» Written task
Copy the material from the line with "Give bounding boxes" up to and including the line with "brand-block[interactable]: Vectree [24, 536, 1176, 580]", replacing "Internal Ballistics" with "Exterior Ballistics" and leaving everything else unchanged. Leave out the pictures.

» Data listing
>>>

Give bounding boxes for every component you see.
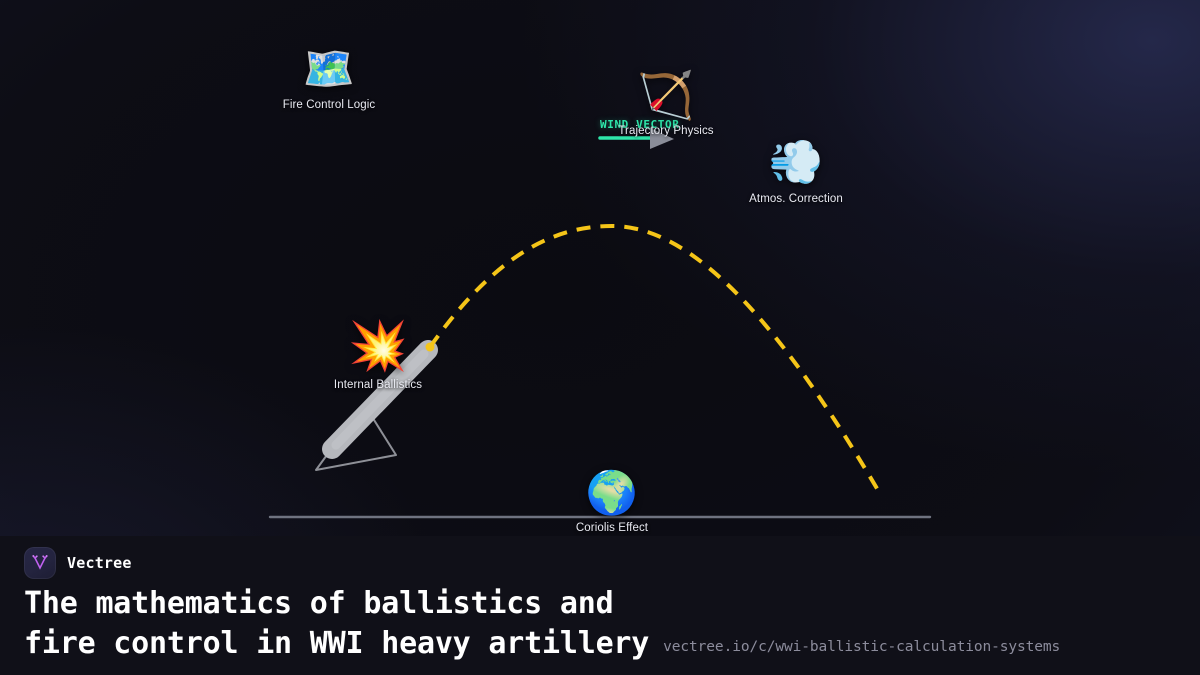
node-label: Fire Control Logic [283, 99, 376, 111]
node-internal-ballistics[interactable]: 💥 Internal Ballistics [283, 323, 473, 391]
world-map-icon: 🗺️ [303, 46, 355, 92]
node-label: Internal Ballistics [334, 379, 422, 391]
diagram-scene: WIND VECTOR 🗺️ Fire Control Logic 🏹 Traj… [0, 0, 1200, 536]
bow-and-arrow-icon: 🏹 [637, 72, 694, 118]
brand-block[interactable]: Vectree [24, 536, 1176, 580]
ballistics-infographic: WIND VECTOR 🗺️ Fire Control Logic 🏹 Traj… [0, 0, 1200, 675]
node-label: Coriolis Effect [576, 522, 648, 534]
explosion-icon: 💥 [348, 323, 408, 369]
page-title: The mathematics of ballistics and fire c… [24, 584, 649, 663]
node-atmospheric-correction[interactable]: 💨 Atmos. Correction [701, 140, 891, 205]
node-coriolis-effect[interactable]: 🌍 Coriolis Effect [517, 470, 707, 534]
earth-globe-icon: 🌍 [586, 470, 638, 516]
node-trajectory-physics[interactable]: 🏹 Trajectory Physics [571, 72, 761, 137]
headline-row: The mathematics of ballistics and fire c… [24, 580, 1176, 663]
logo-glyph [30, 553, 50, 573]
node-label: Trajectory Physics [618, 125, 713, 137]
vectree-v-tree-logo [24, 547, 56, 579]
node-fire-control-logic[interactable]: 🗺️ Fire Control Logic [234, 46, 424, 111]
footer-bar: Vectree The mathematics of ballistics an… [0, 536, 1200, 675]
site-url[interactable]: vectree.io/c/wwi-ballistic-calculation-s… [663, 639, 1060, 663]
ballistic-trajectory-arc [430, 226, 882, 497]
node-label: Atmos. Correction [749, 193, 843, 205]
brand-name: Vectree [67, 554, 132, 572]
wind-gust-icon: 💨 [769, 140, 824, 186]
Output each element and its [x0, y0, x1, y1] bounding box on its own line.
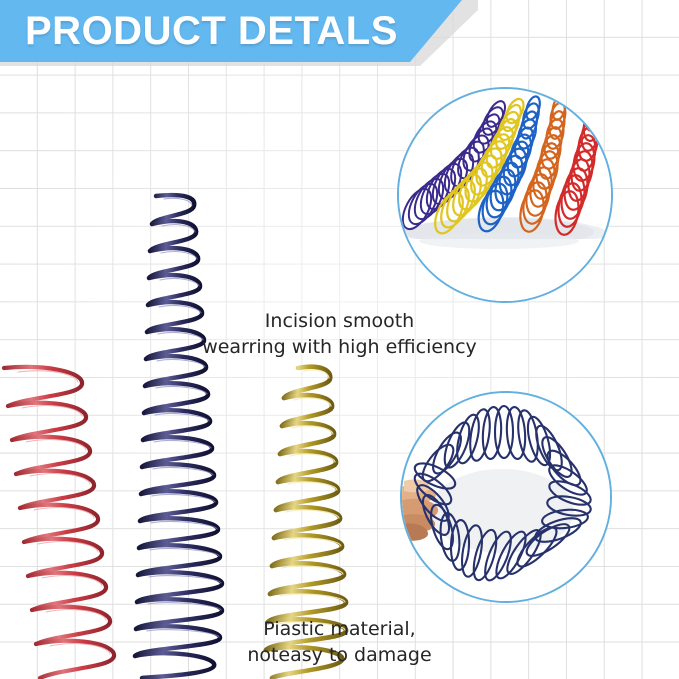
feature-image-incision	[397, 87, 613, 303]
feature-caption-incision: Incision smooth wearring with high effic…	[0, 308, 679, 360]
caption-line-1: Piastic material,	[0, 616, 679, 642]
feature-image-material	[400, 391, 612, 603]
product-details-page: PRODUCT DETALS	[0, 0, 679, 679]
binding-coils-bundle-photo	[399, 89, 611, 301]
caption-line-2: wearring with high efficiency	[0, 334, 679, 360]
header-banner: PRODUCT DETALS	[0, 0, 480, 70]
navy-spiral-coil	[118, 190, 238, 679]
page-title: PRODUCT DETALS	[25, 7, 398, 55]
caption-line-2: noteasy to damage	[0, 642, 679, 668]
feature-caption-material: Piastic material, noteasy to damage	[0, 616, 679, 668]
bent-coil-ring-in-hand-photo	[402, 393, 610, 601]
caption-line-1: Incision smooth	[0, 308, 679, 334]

<<<
>>>

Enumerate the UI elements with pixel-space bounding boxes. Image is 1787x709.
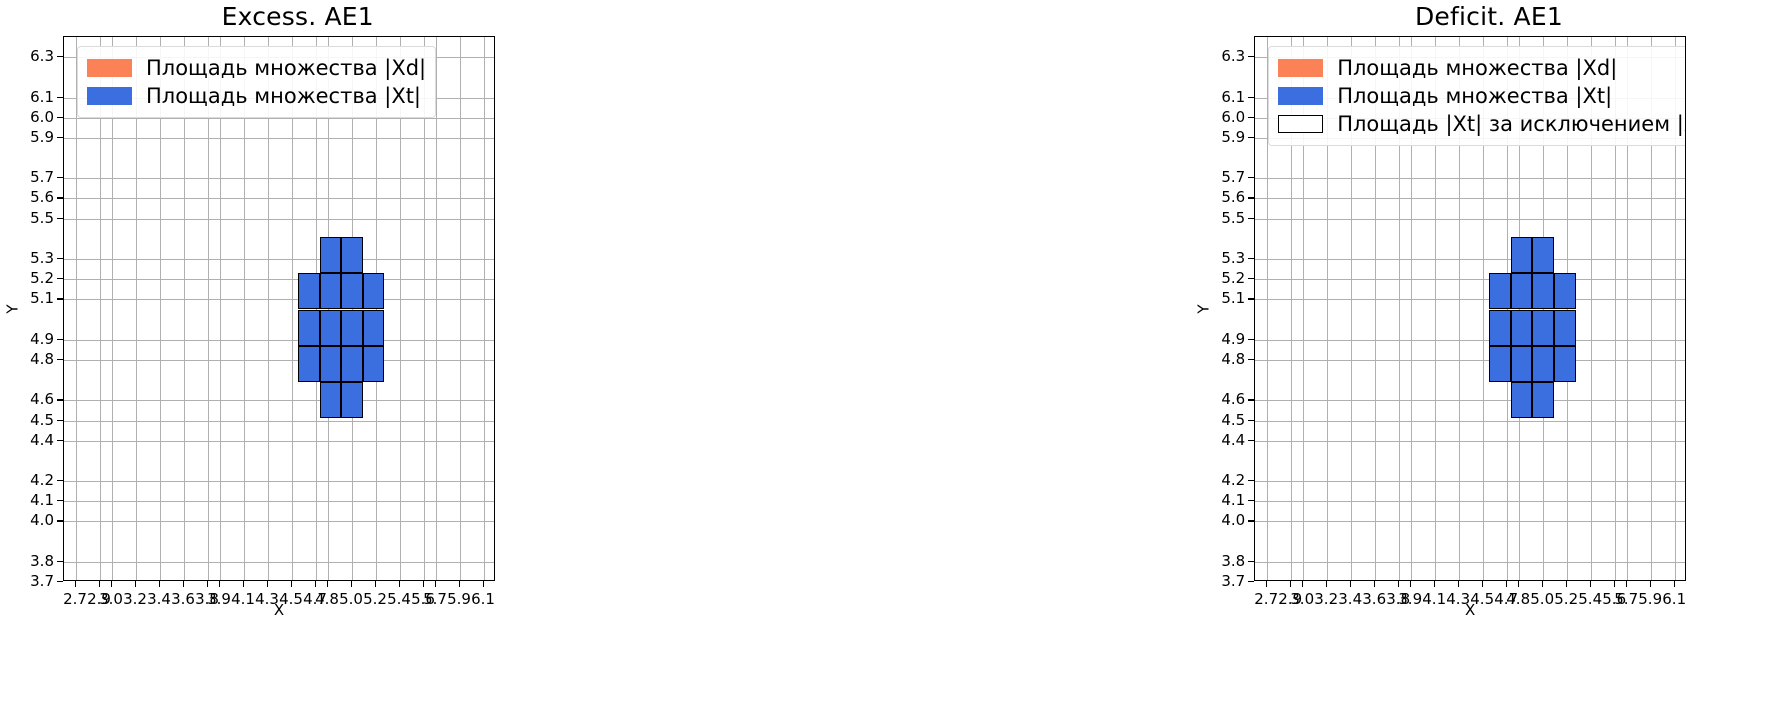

<<<

» Answer to this exercise
Give bounding boxes for every component you see.
node-label: Fire Control Logic [283, 99, 376, 111]
node-internal-ballistics[interactable]: 💥 Exterior Ballistics [283, 323, 473, 391]
world-map-icon: 🗺️ [303, 46, 355, 92]
node-label: Exterior Ballistics [334, 379, 422, 391]
diagram-scene: WIND VECTOR 🗺️ Fire Control Logic 🏹 Traj… [0, 0, 1200, 536]
bow-and-arrow-icon: 🏹 [637, 72, 694, 118]
brand-block[interactable]: Vectree [24, 536, 1176, 580]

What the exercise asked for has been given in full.